Supplied passage >>
********

BTW: remember the original question.
Calculate the general interference voltage uv resulting

is

 

@ericgibbs But is it necessery to use complex numbers? Because I have the impedance of C2 :/ What do you mean by "adjust the current to allow U1"?

 

hi @Jiwoo
When the switch is closed C1 discharges through R2, this makes vc 10v negative with respect to uv, so the 10p charges almost instantly to ~10v, set by the time constant of C2 and R1.
10^-11* 10^5 = 10^-6, ie 1uSec

This initial ~1uS C2 charge current flows through the R1 resistor, which causes a voltage drop across R1, which is measured as uv peak.
Then the voltage across C2 follows the discharge profile of the R2/C1 discharge.

You don’t need complex numbers for general interference voltage
Look at this plot for guidance.

 

@ericgibbs But the current would be uc(t)/(R1+jwc2) or am I missing something? :/

 

Hi @Jiwoo
As this a college assignment, I can only give guidance.

Look at the top row images, they show as an example what happens when the +10V U2 is removed instantly.

********

Stated problem 1 >> Which capacitor and resistor designations appear in the forum thread on interference voltage?
The forum thread and the listing come from separate, unrelated sources.

********

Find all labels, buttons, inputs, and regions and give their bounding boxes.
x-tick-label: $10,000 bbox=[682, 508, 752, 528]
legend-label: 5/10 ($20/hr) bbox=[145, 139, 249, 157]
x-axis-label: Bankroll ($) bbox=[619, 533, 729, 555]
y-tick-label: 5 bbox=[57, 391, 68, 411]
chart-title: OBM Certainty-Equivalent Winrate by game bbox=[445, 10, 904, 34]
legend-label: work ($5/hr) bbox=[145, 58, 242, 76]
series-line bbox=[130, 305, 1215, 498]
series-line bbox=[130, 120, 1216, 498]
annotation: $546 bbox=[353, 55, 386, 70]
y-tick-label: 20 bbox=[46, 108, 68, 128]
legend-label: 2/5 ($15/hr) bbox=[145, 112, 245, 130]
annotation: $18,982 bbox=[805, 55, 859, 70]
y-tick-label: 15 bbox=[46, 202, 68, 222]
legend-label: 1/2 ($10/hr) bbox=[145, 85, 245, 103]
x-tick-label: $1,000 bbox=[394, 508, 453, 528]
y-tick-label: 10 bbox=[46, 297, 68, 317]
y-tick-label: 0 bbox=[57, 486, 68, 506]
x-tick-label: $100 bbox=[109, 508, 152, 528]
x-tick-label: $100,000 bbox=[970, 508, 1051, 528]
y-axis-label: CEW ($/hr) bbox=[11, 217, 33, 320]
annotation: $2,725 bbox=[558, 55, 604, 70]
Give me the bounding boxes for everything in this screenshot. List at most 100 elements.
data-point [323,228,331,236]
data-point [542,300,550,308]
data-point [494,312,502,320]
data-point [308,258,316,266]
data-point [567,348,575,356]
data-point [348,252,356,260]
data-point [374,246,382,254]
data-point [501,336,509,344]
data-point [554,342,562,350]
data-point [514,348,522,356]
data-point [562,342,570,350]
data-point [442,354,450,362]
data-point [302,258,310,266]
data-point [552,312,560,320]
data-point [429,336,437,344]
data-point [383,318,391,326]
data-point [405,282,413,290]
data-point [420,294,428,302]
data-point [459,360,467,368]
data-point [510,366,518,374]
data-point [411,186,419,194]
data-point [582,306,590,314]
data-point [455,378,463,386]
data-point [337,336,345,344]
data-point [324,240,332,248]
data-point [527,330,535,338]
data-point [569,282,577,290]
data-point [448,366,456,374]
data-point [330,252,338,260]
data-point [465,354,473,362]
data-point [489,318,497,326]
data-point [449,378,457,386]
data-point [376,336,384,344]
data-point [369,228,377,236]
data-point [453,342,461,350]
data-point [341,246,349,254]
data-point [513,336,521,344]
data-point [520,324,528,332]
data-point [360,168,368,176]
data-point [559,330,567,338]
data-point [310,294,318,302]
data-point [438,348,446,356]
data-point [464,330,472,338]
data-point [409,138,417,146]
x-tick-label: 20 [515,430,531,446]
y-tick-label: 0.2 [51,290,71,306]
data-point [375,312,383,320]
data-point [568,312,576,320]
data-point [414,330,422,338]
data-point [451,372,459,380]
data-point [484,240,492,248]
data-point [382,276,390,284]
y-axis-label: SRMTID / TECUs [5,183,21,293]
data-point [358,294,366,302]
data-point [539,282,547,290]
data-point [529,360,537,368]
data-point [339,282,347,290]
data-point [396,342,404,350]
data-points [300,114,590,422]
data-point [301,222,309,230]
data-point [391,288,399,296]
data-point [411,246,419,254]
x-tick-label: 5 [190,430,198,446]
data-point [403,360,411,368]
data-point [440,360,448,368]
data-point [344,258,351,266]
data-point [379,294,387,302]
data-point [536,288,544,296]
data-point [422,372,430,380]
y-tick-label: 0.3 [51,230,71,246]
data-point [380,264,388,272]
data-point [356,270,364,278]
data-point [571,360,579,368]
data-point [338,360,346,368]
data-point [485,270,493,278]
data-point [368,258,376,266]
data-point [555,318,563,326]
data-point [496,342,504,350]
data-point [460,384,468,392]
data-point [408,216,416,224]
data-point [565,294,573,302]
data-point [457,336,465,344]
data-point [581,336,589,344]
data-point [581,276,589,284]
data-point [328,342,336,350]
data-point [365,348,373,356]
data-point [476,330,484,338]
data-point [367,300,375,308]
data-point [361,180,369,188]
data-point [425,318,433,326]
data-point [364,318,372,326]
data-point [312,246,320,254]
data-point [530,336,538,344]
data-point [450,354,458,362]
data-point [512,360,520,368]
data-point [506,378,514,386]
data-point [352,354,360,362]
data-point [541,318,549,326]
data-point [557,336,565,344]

********

Stated problem 2 >> Output the stretch of the listing from its first line through the line that contains "data-point [369,228,377,236]", with both of those lines included.

Reply 1 >> C1, C2, R1, R2

Reply 2 >>
Find all labels, buttons, inputs, and regions and give their bounding boxes.
x-tick-label: $10,000 bbox=[682, 508, 752, 528]
legend-label: 5/10 ($20/hr) bbox=[145, 139, 249, 157]
x-axis-label: Bankroll ($) bbox=[619, 533, 729, 555]
y-tick-label: 5 bbox=[57, 391, 68, 411]
chart-title: OBM Certainty-Equivalent Winrate by game bbox=[445, 10, 904, 34]
legend-label: work ($5/hr) bbox=[145, 58, 242, 76]
series-line bbox=[130, 305, 1215, 498]
series-line bbox=[130, 120, 1216, 498]
annotation: $546 bbox=[353, 55, 386, 70]
y-tick-label: 20 bbox=[46, 108, 68, 128]
legend-label: 2/5 ($15/hr) bbox=[145, 112, 245, 130]
annotation: $18,982 bbox=[805, 55, 859, 70]
y-tick-label: 15 bbox=[46, 202, 68, 222]
legend-label: 1/2 ($10/hr) bbox=[145, 85, 245, 103]
x-tick-label: $1,000 bbox=[394, 508, 453, 528]
y-tick-label: 10 bbox=[46, 297, 68, 317]
y-tick-label: 0 bbox=[57, 486, 68, 506]
x-tick-label: $100 bbox=[109, 508, 152, 528]
x-tick-label: $100,000 bbox=[970, 508, 1051, 528]
y-axis-label: CEW ($/hr) bbox=[11, 217, 33, 320]
annotation: $2,725 bbox=[558, 55, 604, 70]
Give me the bounding boxes for everything in this screenshot. List at most 100 elements.
data-point [323,228,331,236]
data-point [542,300,550,308]
data-point [494,312,502,320]
data-point [308,258,316,266]
data-point [567,348,575,356]
data-point [348,252,356,260]
data-point [374,246,382,254]
data-point [501,336,509,344]
data-point [554,342,562,350]
data-point [514,348,522,356]
data-point [562,342,570,350]
data-point [442,354,450,362]
data-point [302,258,310,266]
data-point [552,312,560,320]
data-point [429,336,437,344]
data-point [383,318,391,326]
data-point [405,282,413,290]
data-point [420,294,428,302]
data-point [459,360,467,368]
data-point [510,366,518,374]
data-point [411,186,419,194]
data-point [582,306,590,314]
data-point [455,378,463,386]
data-point [337,336,345,344]
data-point [324,240,332,248]
data-point [527,330,535,338]
data-point [569,282,577,290]
data-point [448,366,456,374]
data-point [330,252,338,260]
data-point [465,354,473,362]
data-point [489,318,497,326]
data-point [449,378,457,386]
data-point [376,336,384,344]
data-point [369,228,377,236]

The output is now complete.